(EXTRACTED DATA):
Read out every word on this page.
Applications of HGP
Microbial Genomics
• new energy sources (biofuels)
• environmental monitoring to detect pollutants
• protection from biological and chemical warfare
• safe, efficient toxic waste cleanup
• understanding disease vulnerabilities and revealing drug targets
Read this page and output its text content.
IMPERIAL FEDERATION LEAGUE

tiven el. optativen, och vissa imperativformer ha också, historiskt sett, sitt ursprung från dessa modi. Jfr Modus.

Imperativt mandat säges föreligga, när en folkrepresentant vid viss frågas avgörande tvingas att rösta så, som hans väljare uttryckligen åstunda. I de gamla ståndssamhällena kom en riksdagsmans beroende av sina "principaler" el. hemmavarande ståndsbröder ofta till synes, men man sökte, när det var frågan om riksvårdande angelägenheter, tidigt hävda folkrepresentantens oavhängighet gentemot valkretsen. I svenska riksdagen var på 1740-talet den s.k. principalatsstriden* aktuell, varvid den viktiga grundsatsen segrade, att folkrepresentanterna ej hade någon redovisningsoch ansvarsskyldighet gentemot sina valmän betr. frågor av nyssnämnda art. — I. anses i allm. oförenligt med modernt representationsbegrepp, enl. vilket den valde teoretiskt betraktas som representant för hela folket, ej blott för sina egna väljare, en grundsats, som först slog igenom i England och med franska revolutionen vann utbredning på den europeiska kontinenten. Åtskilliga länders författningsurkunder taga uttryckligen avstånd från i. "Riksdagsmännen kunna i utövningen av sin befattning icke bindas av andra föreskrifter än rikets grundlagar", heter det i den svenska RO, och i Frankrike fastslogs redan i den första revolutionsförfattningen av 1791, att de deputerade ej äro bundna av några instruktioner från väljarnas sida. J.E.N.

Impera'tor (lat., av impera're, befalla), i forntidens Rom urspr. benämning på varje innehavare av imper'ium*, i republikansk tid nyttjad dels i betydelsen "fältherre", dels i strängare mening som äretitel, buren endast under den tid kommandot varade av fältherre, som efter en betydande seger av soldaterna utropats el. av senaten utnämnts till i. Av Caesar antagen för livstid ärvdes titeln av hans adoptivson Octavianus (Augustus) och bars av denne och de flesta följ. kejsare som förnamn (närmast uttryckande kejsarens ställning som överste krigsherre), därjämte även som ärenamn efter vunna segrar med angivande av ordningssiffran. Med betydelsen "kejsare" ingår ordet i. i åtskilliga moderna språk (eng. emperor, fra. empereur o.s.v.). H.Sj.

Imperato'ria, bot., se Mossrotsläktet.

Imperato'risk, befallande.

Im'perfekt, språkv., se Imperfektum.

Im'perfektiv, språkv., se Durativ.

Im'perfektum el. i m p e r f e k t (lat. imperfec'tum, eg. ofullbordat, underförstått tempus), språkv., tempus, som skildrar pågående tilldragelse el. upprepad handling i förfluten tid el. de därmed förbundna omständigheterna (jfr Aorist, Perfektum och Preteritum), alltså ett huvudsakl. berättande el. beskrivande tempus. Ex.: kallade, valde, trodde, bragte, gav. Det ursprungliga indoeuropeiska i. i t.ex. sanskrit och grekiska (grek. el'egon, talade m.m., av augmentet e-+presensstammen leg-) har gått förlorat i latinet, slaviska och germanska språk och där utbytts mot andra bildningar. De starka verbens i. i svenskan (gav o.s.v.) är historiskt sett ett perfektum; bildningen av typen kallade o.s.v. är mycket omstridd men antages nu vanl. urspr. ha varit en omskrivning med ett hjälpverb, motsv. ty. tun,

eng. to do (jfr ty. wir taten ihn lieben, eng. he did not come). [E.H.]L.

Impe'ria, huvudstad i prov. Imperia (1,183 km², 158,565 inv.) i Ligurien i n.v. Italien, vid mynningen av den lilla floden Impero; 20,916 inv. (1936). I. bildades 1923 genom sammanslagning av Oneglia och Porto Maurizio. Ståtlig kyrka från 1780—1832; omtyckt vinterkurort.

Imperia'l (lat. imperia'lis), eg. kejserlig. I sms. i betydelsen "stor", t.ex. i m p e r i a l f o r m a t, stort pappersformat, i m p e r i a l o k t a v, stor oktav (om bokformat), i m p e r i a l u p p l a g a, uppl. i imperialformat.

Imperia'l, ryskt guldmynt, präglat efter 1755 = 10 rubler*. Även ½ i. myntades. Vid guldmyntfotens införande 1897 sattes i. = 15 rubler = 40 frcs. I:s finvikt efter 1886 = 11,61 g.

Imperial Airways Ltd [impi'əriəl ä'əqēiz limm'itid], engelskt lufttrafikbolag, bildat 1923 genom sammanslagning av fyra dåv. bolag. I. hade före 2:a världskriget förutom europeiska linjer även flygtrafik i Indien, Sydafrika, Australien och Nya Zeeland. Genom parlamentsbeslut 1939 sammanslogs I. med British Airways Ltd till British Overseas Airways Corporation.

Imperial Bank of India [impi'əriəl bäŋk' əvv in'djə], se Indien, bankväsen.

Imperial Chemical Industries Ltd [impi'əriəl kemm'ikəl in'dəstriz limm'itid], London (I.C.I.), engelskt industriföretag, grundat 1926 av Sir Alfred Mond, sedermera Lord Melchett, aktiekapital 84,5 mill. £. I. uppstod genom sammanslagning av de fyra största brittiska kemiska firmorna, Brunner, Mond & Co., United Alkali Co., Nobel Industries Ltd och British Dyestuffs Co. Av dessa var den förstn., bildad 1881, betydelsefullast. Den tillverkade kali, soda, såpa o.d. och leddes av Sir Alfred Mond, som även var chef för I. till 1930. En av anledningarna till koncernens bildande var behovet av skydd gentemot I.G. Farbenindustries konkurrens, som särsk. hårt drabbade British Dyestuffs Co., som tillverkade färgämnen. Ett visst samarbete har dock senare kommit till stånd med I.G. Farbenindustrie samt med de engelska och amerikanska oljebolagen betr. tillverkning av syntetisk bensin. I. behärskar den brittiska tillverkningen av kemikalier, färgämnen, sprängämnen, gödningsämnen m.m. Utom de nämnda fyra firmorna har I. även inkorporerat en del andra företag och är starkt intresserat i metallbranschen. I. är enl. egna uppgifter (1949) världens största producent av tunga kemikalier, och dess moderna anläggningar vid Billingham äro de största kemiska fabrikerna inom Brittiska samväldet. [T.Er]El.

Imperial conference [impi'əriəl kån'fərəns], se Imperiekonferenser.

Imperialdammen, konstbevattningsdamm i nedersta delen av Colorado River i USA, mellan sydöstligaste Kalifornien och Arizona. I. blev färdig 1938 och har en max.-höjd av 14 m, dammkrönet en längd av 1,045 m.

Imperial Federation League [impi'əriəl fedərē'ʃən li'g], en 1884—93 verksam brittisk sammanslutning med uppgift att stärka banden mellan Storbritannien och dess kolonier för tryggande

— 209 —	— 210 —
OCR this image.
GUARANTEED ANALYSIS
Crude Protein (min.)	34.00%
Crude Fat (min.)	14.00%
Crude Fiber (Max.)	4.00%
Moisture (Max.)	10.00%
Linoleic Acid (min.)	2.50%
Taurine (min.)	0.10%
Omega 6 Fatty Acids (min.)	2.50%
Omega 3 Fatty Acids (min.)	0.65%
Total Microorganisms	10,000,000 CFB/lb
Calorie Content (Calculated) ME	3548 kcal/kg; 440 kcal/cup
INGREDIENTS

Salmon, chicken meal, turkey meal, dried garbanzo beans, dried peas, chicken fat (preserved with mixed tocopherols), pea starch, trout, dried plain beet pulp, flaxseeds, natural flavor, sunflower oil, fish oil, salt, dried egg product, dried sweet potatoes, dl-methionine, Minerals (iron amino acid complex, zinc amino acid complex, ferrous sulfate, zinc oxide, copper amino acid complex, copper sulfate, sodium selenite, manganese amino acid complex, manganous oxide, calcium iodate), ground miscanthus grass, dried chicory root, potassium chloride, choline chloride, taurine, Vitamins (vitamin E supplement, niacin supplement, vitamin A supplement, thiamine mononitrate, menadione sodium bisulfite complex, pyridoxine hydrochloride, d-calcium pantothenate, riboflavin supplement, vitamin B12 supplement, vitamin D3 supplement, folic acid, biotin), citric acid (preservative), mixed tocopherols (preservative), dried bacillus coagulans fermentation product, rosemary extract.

(PROBLEM DETAILS): Locate all lines in the listing above with the word "Crude". Copy them.

(RESULT FOR THIS TASK):
Crude Protein (min.)	34.00%
Crude Fat (min.)	14.00%
Crude Fiber (Max.)	4.00%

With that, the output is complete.